Menteri Pemuda dan Olahraga (Menpora) Erick Thohir memastikan Timnas U23 Indonesia tidak akan berpartisipasi dalam Asian Games 2026 yang berlangsung di Aichi-Nagoya, Jepang. Keputusan tersebut menyusul pemberlakuan regulasi baru yang menutup peluang Garuda Muda untuk tampil di ajang multi-event terbesar di Asia tersebut.

Erick menjelaskan bahwa penyelenggara Asian Games 2026 (AINAGOC) telah menetapkan aturan baru yang disetujui oleh Komite Olimpiade Asia (OCA) dan Konfederasi Sepak Bola Asia (AFC). Dalam regulasi tersebut, peserta cabang sepak bola putra dibatasi hanya kepada 16 tim yang berhasil lolos ke putaran final Piala Asia U23 2026.

"Tidak. Kan memang dari aturan Asian Games dan AFC sudah ada keputusan seperti itu," tegas Erick saat ditemui awak media di Kantor Kemenpora, Jakarta, Selasa (23/6/2026).

**Bagian Data:**
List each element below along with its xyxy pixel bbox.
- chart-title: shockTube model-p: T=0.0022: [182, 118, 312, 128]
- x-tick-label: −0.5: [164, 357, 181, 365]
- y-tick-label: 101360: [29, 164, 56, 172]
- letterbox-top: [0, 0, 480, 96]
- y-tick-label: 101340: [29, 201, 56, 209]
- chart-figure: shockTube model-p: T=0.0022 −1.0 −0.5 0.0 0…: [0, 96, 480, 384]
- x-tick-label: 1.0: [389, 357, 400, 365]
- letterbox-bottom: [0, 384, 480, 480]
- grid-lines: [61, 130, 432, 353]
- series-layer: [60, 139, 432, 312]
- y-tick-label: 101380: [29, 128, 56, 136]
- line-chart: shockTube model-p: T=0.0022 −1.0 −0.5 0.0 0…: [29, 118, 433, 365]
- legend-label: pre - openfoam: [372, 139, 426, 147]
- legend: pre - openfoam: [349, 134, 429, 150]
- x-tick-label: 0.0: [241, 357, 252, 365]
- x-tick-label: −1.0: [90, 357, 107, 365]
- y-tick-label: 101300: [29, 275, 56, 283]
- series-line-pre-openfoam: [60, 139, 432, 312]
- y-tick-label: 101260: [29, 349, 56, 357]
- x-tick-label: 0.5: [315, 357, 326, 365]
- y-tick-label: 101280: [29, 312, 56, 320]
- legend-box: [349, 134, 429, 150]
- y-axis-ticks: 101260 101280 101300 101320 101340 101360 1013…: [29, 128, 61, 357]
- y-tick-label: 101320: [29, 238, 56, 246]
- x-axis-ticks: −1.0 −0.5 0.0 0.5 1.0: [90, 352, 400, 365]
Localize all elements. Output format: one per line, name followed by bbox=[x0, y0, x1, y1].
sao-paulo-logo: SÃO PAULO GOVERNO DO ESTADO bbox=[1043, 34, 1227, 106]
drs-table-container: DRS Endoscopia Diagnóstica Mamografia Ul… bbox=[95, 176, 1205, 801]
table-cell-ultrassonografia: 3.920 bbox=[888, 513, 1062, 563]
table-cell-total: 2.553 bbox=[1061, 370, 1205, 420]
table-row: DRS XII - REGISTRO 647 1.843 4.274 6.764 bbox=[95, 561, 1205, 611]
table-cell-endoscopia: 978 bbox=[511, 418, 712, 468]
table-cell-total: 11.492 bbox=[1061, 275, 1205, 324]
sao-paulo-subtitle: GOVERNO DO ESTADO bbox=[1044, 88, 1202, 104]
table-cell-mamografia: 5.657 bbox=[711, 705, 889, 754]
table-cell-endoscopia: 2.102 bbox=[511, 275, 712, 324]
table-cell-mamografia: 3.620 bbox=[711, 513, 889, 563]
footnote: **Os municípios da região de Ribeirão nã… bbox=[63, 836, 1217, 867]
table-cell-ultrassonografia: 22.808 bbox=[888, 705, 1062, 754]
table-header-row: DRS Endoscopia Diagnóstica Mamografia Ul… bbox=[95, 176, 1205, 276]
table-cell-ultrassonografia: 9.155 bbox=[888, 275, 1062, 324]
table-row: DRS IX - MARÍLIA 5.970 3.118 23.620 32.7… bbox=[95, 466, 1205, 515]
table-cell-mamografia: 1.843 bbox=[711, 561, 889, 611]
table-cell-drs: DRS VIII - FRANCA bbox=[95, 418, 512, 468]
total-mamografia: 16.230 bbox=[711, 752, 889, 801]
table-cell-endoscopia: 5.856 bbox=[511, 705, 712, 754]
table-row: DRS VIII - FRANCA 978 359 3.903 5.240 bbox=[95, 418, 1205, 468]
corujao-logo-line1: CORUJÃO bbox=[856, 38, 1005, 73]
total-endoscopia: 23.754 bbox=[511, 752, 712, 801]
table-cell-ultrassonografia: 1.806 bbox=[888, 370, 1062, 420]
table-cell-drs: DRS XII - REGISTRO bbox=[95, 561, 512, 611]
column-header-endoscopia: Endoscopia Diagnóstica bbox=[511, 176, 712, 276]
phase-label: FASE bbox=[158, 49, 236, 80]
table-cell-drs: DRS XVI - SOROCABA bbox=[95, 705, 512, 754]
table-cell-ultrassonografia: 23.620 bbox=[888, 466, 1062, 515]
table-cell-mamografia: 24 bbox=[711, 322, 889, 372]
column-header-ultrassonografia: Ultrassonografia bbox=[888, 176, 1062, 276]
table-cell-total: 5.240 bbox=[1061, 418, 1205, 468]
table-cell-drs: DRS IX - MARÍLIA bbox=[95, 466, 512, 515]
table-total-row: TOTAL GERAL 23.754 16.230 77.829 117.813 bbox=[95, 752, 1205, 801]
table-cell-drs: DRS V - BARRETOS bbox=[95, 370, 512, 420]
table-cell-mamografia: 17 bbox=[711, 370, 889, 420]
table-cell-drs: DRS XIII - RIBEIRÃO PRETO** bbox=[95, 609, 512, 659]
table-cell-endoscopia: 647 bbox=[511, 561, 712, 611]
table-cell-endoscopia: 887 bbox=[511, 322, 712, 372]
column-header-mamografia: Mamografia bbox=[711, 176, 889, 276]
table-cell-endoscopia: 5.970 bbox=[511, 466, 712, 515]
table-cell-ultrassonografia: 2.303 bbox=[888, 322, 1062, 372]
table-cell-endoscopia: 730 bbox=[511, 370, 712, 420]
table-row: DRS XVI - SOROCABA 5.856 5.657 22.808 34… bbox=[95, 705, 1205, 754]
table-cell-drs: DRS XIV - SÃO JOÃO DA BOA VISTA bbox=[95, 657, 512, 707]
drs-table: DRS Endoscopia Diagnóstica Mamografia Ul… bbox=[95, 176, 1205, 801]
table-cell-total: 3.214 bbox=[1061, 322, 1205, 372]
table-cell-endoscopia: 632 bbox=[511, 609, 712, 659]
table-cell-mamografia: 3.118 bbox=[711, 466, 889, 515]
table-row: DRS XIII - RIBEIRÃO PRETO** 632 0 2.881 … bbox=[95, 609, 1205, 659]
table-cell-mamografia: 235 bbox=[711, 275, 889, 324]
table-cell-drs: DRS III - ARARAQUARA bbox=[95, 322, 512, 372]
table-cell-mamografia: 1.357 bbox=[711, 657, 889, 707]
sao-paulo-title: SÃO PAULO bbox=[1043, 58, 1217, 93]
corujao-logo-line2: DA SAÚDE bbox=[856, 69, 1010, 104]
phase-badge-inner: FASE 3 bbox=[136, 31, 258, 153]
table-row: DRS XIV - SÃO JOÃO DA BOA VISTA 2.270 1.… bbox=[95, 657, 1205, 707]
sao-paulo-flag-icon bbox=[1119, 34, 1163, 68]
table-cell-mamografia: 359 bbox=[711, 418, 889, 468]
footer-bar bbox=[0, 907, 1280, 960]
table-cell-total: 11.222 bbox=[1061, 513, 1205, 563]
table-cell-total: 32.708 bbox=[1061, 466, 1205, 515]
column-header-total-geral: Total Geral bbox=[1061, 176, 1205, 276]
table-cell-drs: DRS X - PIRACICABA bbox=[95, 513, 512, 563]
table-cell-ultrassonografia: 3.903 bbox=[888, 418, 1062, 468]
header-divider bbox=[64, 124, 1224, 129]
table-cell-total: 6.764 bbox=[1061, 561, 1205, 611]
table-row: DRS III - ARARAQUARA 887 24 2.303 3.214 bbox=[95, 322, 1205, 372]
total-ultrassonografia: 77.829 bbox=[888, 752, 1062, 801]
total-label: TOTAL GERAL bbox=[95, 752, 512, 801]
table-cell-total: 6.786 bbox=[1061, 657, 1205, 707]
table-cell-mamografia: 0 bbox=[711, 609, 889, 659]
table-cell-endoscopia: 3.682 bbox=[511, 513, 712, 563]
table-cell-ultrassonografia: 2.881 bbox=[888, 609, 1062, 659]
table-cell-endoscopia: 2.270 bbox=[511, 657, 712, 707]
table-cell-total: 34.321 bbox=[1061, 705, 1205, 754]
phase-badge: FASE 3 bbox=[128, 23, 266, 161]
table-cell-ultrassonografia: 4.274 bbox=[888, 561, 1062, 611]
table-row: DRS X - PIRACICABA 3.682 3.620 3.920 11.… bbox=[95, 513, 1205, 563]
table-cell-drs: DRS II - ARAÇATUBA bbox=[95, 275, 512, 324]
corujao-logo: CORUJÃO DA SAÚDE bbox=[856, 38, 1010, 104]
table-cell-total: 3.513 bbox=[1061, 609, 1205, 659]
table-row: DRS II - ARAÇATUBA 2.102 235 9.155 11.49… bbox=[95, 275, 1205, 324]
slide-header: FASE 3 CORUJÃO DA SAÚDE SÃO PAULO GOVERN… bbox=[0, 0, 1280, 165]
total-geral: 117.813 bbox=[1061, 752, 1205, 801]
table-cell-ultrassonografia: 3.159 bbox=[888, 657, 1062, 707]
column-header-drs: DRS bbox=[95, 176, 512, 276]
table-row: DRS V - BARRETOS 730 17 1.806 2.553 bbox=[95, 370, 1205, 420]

**Pertanyaan:**
1. Sebutkan semua singkatan yang ditulis di dalam tanda kurung pada kutipan teks tentang Timnas U23.
2. Lanjutkan kutipan teks tentang Timnas U23 itu mulai dari kalimat terakhirnya.

**Jawaban:**
1. Menpora, AINAGOC, OCA, AFC

2.
Sebelumnya, Indonesia sempat mengupayakan protes terhadap kebijakan yang dinilai tidak adil. Ketua Umum Komite Olimpiade Indonesia (KOI), Raja Sapta Oktohari, menyampaikan keberatan atas mekanisme grading peserta yang tidak melalui proses kualifikasi standar seperti edisi sebelumnya. Akibat aturan baru ini, jumlah peserta sepak bola putra menurun signifikan dari 24 negara pada Asian Games 2022 menjadi hanya 16 tim pada edisi mendatang.

Meski telah dilakukan upaya diplomasi, AINAGOC tetap pada pendiriannya. Erick Thohir pun menutup peluang keikutsertaan Timnas U23 Indonesia di Asian Games 2026.

Secara historis, Indonesia termasuk salah satu tim yang cukup aktif berpartisipasi dalam cabang sepak bola Asian Games dengan 11 kali penampilan. Pencapaian terbaik diraih pada edisi 1958 ketika Indonesia meraih medali perunggu. Namun, pada tiga edisi terakhir, Garuda selalu terhenti di babak 16 besar.